WHAT YOU SHOULD DO: Check each line of the data for "name" and select those that have it.

:: SOURCE DATA ::

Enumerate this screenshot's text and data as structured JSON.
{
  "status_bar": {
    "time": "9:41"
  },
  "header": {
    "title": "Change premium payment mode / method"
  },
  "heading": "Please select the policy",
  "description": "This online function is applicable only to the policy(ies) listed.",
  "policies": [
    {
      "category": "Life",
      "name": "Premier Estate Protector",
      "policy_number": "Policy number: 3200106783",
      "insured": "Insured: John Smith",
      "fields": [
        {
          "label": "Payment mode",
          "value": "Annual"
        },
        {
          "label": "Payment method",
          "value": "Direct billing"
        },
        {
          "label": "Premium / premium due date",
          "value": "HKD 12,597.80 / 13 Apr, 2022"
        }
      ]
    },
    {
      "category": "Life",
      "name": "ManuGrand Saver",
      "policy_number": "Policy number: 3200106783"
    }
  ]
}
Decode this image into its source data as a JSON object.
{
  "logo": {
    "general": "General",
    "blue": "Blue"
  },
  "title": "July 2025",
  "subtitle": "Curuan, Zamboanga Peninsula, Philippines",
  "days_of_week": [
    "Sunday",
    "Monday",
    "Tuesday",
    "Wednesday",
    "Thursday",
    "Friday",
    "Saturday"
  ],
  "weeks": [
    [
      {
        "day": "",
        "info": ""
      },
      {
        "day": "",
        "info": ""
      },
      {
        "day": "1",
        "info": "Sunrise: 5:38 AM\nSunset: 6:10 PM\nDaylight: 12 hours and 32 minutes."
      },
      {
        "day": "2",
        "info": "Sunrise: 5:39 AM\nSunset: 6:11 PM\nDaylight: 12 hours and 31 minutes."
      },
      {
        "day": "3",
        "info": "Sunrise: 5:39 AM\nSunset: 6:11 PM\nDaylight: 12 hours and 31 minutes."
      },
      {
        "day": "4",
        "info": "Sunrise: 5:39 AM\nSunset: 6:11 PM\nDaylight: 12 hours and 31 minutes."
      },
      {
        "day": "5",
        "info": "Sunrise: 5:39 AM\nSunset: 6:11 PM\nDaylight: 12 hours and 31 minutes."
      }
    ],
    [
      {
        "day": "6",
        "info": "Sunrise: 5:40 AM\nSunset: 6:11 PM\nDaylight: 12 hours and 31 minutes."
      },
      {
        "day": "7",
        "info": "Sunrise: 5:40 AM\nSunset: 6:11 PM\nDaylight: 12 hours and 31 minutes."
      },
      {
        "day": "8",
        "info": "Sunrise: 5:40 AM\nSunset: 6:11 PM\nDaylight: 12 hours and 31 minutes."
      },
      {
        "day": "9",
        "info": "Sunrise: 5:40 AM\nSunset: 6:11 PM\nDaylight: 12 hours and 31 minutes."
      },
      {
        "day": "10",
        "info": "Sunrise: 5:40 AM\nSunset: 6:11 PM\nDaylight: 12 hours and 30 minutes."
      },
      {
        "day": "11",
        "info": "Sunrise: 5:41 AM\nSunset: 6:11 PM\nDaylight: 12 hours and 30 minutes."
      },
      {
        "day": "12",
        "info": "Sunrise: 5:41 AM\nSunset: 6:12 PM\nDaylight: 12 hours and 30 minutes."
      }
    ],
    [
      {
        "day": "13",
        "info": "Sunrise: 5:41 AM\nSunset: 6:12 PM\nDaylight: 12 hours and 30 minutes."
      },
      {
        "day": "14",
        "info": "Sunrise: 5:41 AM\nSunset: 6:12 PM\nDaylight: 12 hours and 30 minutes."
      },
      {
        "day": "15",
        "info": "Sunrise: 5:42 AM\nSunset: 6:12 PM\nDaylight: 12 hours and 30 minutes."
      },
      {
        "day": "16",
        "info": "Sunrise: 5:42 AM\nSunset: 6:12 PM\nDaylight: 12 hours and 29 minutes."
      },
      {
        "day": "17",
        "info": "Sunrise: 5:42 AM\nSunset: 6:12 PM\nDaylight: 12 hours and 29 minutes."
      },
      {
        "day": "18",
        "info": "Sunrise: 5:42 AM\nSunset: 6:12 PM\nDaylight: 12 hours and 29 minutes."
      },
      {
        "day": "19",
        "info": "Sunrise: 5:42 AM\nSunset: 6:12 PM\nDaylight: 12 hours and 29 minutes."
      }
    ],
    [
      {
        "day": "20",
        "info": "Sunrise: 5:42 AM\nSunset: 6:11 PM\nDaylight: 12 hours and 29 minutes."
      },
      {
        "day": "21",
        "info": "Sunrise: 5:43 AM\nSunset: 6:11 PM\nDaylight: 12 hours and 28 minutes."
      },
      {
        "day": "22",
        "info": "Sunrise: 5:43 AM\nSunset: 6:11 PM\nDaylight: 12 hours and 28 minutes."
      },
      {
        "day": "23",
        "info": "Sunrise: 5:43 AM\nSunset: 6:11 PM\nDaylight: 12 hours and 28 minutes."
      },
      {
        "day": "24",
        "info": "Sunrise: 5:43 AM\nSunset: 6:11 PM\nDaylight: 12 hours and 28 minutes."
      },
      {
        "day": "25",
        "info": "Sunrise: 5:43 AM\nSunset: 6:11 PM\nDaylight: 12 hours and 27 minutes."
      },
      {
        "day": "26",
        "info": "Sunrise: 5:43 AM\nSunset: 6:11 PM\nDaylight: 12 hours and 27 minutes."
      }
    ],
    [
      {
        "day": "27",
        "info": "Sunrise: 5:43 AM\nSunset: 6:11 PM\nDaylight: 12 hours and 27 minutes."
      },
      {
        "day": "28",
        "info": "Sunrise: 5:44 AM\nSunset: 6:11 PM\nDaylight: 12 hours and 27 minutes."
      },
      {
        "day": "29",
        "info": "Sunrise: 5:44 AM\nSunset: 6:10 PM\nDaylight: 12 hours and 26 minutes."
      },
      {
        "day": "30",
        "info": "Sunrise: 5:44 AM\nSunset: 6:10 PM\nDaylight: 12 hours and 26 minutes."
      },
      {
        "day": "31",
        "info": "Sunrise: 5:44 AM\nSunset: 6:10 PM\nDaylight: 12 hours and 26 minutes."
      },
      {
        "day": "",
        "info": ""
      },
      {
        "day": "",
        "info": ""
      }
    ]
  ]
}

:::

THE ANSWER:
      "name": "Premier Estate Protector",
      "name": "ManuGrand Saver",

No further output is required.